Problem to solve =
Collect all the lines that mention the word "image".

Extracted material =
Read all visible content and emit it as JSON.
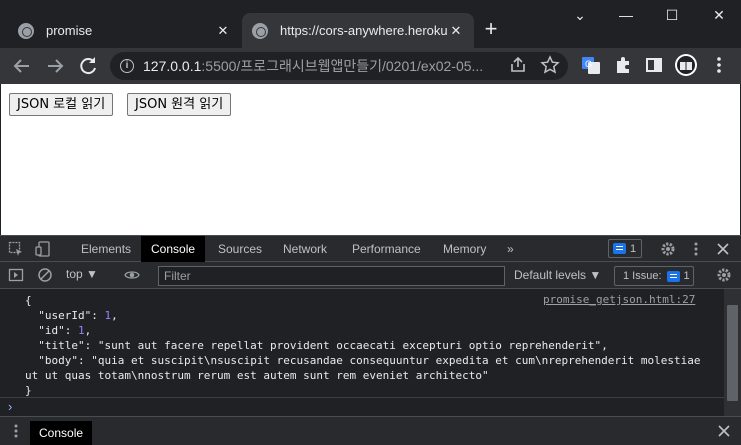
{
  "browser": {
    "tabs": [
      {
        "title": "promise",
        "close": "✕"
      },
      {
        "title": "https://cors-anywhere.herokua",
        "close": "✕"
      }
    ],
    "new_tab": "+",
    "window_controls": {
      "chevron": "⌄",
      "minimize": "—",
      "maximize": "☐",
      "close": "✕"
    },
    "address": {
      "host": "127.0.0.1",
      "path": ":5500/프로그래시브웹앱만들기/0201/ex02-05..."
    }
  },
  "page": {
    "buttons": [
      {
        "label": "JSON 로컬 읽기"
      },
      {
        "label": "JSON 원격 읽기"
      }
    ]
  },
  "devtools": {
    "tabs": [
      "Elements",
      "Console",
      "Sources",
      "Network",
      "Performance",
      "Memory"
    ],
    "more": "»",
    "issues_badge": "1",
    "context": "top",
    "filter_placeholder": "Filter",
    "levels": "Default levels",
    "issues_button": "1 Issue:",
    "issues_count": "1",
    "source_link": "promise_getjson.html:27",
    "output": {
      "open": "{",
      "userId_key": "\"userId\"",
      "userId_val": "1",
      "id_key": "\"id\"",
      "id_val": "1",
      "title_key": "\"title\"",
      "title_val": "\"sunt aut facere repellat provident occaecati excepturi optio reprehenderit\"",
      "body_key": "\"body\"",
      "body_val_1": "\"quia et suscipit\\nsuscipit recusandae consequuntur expedita et cum\\nreprehenderit molestiae",
      "body_val_2": "ut ut quas totam\\nnostrum rerum est autem sunt rem eveniet architecto\"",
      "close": "}"
    },
    "prompt_symbol": "›",
    "drawer_tab": "Console"
  },
  "colors": {
    "console_string": "#f28b82",
    "console_number": "#9980ff",
    "accent_blue": "#1a73e8"
  }
}
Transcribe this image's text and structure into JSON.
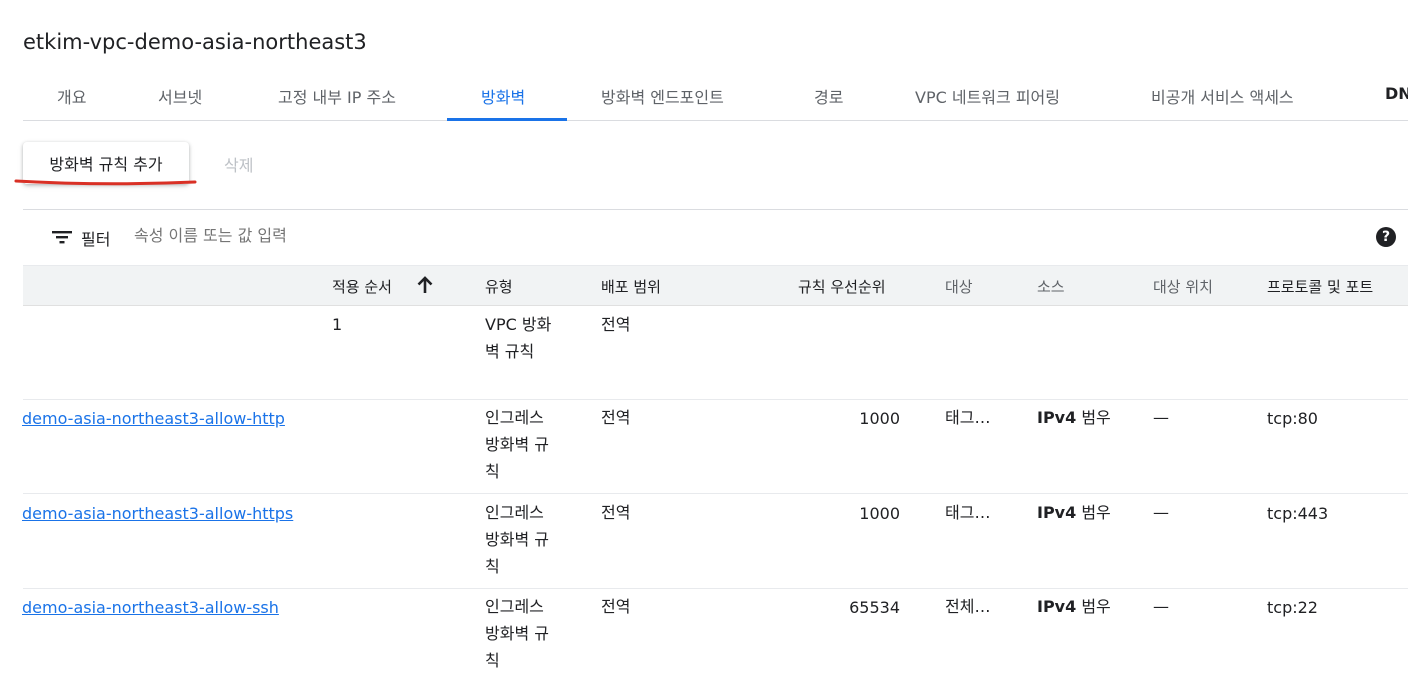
{
  "title": "etkim-vpc-demo-asia-northeast3",
  "tabs": [
    {
      "label": "개요"
    },
    {
      "label": "서브넷"
    },
    {
      "label": "고정 내부 IP 주소"
    },
    {
      "label": "방화벽"
    },
    {
      "label": "방화벽 엔드포인트"
    },
    {
      "label": "경로"
    },
    {
      "label": "VPC 네트워크 피어링"
    },
    {
      "label": "비공개 서비스 액세스"
    },
    {
      "label": "DN"
    }
  ],
  "active_tab": "방화벽",
  "toolbar": {
    "add_label": "방화벽 규칙 추가",
    "delete_label": "삭제"
  },
  "filter": {
    "label": "필터",
    "placeholder": "속성 이름 또는 값 입력"
  },
  "columns": {
    "order": "적용 순서",
    "type": "유형",
    "scope": "배포 범위",
    "priority": "규칙 우선순위",
    "target": "대상",
    "source": "소스",
    "target_location": "대상 위치",
    "protocol": "프로토콜 및 포트"
  },
  "rows": [
    {
      "name": "",
      "order": "1",
      "type": "VPC 방화벽 규칙",
      "scope": "전역",
      "priority": "",
      "target": "",
      "source_bold": "",
      "source_rest": "",
      "target_location": "",
      "protocol": ""
    },
    {
      "name": "demo-asia-northeast3-allow-http",
      "order": "",
      "type": "인그레스 방화벽 규칙",
      "scope": "전역",
      "priority": "1000",
      "target": "태그…",
      "source_bold": "IPv4",
      "source_rest": " 범우",
      "target_location": "—",
      "protocol": "tcp:80"
    },
    {
      "name": "demo-asia-northeast3-allow-https",
      "order": "",
      "type": "인그레스 방화벽 규칙",
      "scope": "전역",
      "priority": "1000",
      "target": "태그…",
      "source_bold": "IPv4",
      "source_rest": " 범우",
      "target_location": "—",
      "protocol": "tcp:443"
    },
    {
      "name": "demo-asia-northeast3-allow-ssh",
      "order": "",
      "type": "인그레스 방화벽 규칙",
      "scope": "전역",
      "priority": "65534",
      "target": "전체…",
      "source_bold": "IPv4",
      "source_rest": " 범우",
      "target_location": "—",
      "protocol": "tcp:22"
    }
  ],
  "colors": {
    "accent": "#1a73e8",
    "annotation": "#d93025",
    "header_bg": "#f1f3f4"
  },
  "icons": [
    "filter-icon",
    "help-icon",
    "arrow-up-icon"
  ]
}
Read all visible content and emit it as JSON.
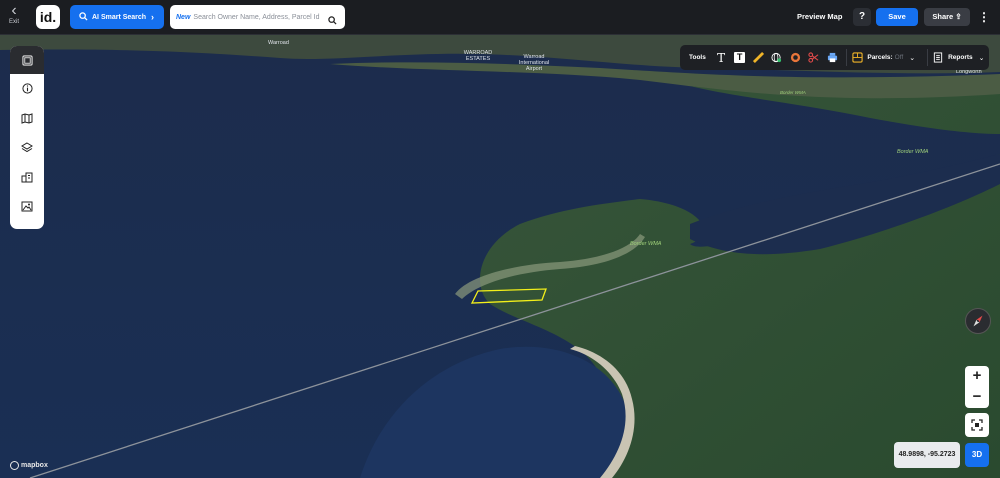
{
  "topbar": {
    "exit_label": "Exit",
    "logo_text": "id.",
    "ai_search_label": "AI Smart Search",
    "search_new_tag": "New",
    "search_placeholder": "Search Owner Name, Address, Parcel Id",
    "preview_label": "Preview Map",
    "help_label": "?",
    "save_label": "Save",
    "share_label": "Share"
  },
  "sidebar": {
    "items": [
      {
        "icon": "layout-icon"
      },
      {
        "icon": "info-icon"
      },
      {
        "icon": "map-icon"
      },
      {
        "icon": "layers-icon"
      },
      {
        "icon": "buildings-icon"
      },
      {
        "icon": "image-icon"
      }
    ]
  },
  "toolbar": {
    "tools_label": "Tools",
    "tool_icons": [
      "text-icon",
      "text-box-icon",
      "ruler-icon",
      "globe-pin-icon",
      "radius-icon",
      "scissors-icon",
      "print-icon"
    ],
    "parcels_label": "Parcels:",
    "parcels_value": "Off",
    "reports_label": "Reports"
  },
  "map_labels": {
    "warroad": "Warroad",
    "warroad_estates": "WARROAD ESTATES",
    "airport": "Warroad International Airport",
    "longworth": "Longworth",
    "border_wma_1": "Border WMA",
    "border_wma_2": "Border WMA",
    "border_wma_small": "Border WMA"
  },
  "map_controls": {
    "zoom_in": "+",
    "zoom_out": "−",
    "coordinates": "48.9898, -95.2723",
    "mode_3d": "3D",
    "attribution": "mapbox"
  },
  "colors": {
    "accent": "#1570ef",
    "water": "#1b2d4f",
    "forest": "#2c4a2c",
    "parcel_outline": "#f2ef1a"
  }
}
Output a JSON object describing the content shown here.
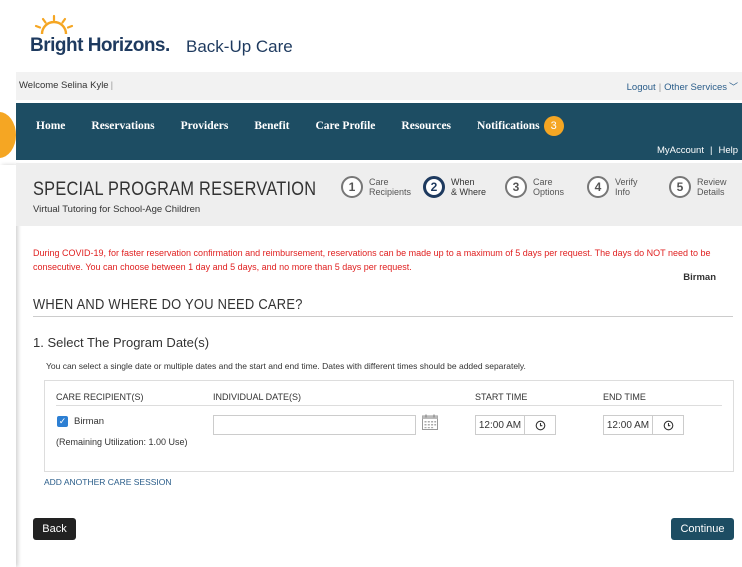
{
  "brand": {
    "logo_text": "Bright Horizons",
    "logo_mark": ".",
    "app_title": "Back-Up Care",
    "logo_color": "#1e3a5f",
    "sun_color": "#f5a623"
  },
  "welcome_bar": {
    "welcome_text": "Welcome Selina Kyle",
    "logout_label": "Logout",
    "other_services_label": "Other Services"
  },
  "nav": {
    "items": [
      {
        "label": "Home"
      },
      {
        "label": "Reservations"
      },
      {
        "label": "Providers"
      },
      {
        "label": "Benefit"
      },
      {
        "label": "Care Profile"
      },
      {
        "label": "Resources"
      },
      {
        "label": "Notifications"
      }
    ],
    "notifications_count": "3",
    "my_account_label": "MyAccount",
    "help_label": "Help",
    "bg_color": "#1d4d63",
    "badge_color": "#f5a623"
  },
  "program": {
    "title": "SPECIAL PROGRAM RESERVATION",
    "subtitle": "Virtual Tutoring for School-Age Children"
  },
  "steps": [
    {
      "number": "1",
      "line1": "Care",
      "line2": "Recipients",
      "active": false
    },
    {
      "number": "2",
      "line1": "When",
      "line2": "& Where",
      "active": true
    },
    {
      "number": "3",
      "line1": "Care",
      "line2": "Options",
      "active": false
    },
    {
      "number": "4",
      "line1": "Verify",
      "line2": "Info",
      "active": false
    },
    {
      "number": "5",
      "line1": "Review",
      "line2": "Details",
      "active": false
    }
  ],
  "notice": {
    "text": "During COVID-19, for faster reservation confirmation and reimbursement, reservations can be made up to a maximum of 5 days per request. The days do NOT need to be consecutive. You can choose between 1 day and 5 days, and no more than 5 days per request.",
    "color": "#e02020",
    "recipient_name": "Birman"
  },
  "section": {
    "title": "WHEN AND WHERE DO YOU NEED CARE?",
    "subsection_title": "1. Select The Program Date(s)",
    "helper_text": "You can select a single date or multiple dates and the start and end time. Dates with different times should be added separately."
  },
  "care_table": {
    "headers": {
      "recipients": "CARE RECIPIENT(S)",
      "dates": "INDIVIDUAL DATE(S)",
      "start": "START TIME",
      "end": "END TIME"
    },
    "recipient_label": "Birman",
    "recipient_checked": true,
    "utilization_text": "(Remaining Utilization: 1.00 Use)",
    "date_value": "",
    "start_time": "12:00 AM",
    "end_time": "12:00 AM"
  },
  "actions": {
    "add_session_label": "ADD ANOTHER CARE SESSION",
    "back_label": "Back",
    "continue_label": "Continue",
    "continue_color": "#1d4d63"
  }
}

Expected answer =
Transcribe this image's text and structure into JSON.
        "icon": "image-icon"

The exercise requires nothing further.